▶ _Task requirements_:
Select from the records below every line that has the word "color" in it.
<<<<
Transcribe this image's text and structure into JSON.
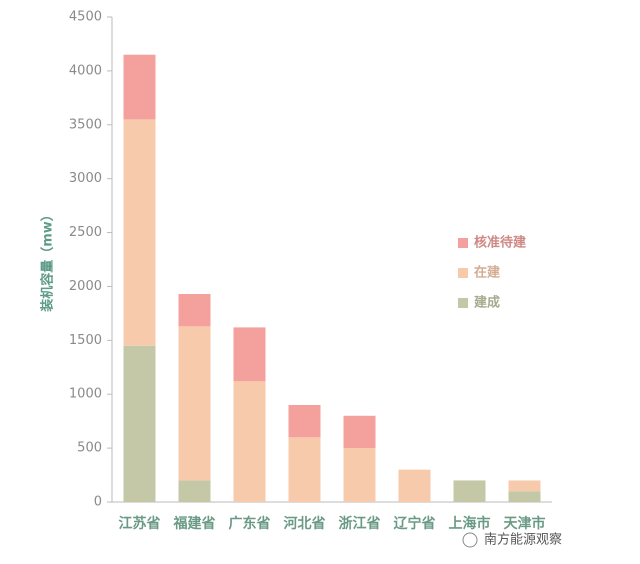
{
  "chart_data": {
    "type": "stacked-bar",
    "y_label": "装机容量（mw）",
    "categories": [
      "江苏省",
      "福建省",
      "广东省",
      "河北省",
      "浙江省",
      "辽宁省",
      "上海市",
      "天津市"
    ],
    "series": [
      {
        "name": "建成",
        "color": "#c4c8a6",
        "values": [
          1450,
          200,
          0,
          0,
          0,
          0,
          200,
          100
        ]
      },
      {
        "name": "在建",
        "color": "#f8caac",
        "values": [
          2100,
          1430,
          1120,
          600,
          500,
          300,
          0,
          100
        ]
      },
      {
        "name": "核准待建",
        "color": "#f4a19d",
        "values": [
          600,
          300,
          500,
          300,
          300,
          0,
          0,
          0
        ]
      }
    ],
    "ylim": [
      0,
      4500
    ],
    "yticks": [
      0,
      500,
      1000,
      1500,
      2000,
      2500,
      3000,
      3500,
      4000,
      4500
    ],
    "watermark": "南方能源观察"
  }
}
>>>>
▶ _Problem solution_:
        "color": "#c4c8a6",
        "color": "#f8caac",
        "color": "#f4a19d",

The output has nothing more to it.